REQUIREMENTS
Your task is to copy every record exactly.

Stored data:
##########

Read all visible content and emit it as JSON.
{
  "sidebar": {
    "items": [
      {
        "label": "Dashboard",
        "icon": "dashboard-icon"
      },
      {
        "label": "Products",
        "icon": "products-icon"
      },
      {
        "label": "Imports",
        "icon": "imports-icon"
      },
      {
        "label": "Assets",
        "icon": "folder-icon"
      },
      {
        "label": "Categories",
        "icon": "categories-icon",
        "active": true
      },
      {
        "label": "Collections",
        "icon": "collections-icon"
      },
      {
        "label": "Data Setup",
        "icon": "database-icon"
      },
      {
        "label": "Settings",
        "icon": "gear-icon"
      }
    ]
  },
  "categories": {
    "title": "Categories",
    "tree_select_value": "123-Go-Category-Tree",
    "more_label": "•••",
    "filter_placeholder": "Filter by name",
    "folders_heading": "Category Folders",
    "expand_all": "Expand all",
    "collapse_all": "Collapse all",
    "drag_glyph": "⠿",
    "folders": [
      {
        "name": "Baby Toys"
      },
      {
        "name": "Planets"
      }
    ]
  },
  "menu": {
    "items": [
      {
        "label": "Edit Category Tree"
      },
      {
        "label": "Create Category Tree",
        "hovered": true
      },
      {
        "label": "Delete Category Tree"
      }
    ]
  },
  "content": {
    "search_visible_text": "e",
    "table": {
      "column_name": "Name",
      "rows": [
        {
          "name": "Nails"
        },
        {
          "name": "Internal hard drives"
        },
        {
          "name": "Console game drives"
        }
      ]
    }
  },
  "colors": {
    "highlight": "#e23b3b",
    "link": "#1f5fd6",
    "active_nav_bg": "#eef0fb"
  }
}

##########

ANSWER BELOW
Read all visible content and emit it as JSON.
{
  "sidebar": {
    "items": [
      {
        "label": "Dashboard",
        "icon": "dashboard-icon"
      },
      {
        "label": "Products",
        "icon": "products-icon"
      },
      {
        "label": "Imports",
        "icon": "imports-icon"
      },
      {
        "label": "Assets",
        "icon": "folder-icon"
      },
      {
        "label": "Categories",
        "icon": "categories-icon",
        "active": true
      },
      {
        "label": "Collections",
        "icon": "collections-icon"
      },
      {
        "label": "Data Setup",
        "icon": "database-icon"
      },
      {
        "label": "Settings",
        "icon": "gear-icon"
      }
    ]
  },
  "categories": {
    "title": "Categories",
    "tree_select_value": "123-Go-Category-Tree",
    "more_label": "•••",
    "filter_placeholder": "Filter by name",
    "folders_heading": "Category Folders",
    "expand_all": "Expand all",
    "collapse_all": "Collapse all",
    "drag_glyph": "⠿",
    "folders": [
      {
        "name": "Baby Toys"
      },
      {
        "name": "Planets"
      }
    ]
  },
  "menu": {
    "items": [
      {
        "label": "Edit Category Tree"
      },
      {
        "label": "Create Category Tree",
        "hovered": true
      },
      {
        "label": "Delete Category Tree"
      }
    ]
  },
  "content": {
    "search_visible_text": "e",
    "table": {
      "column_name": "Name",
      "rows": [
        {
          "name": "Nails"
        },
        {
          "name": "Internal hard drives"
        },
        {
          "name": "Console game drives"
        }
      ]
    }
  },
  "colors": {
    "highlight": "#e23b3b",
    "link": "#1f5fd6",
    "active_nav_bg": "#eef0fb"
  }
}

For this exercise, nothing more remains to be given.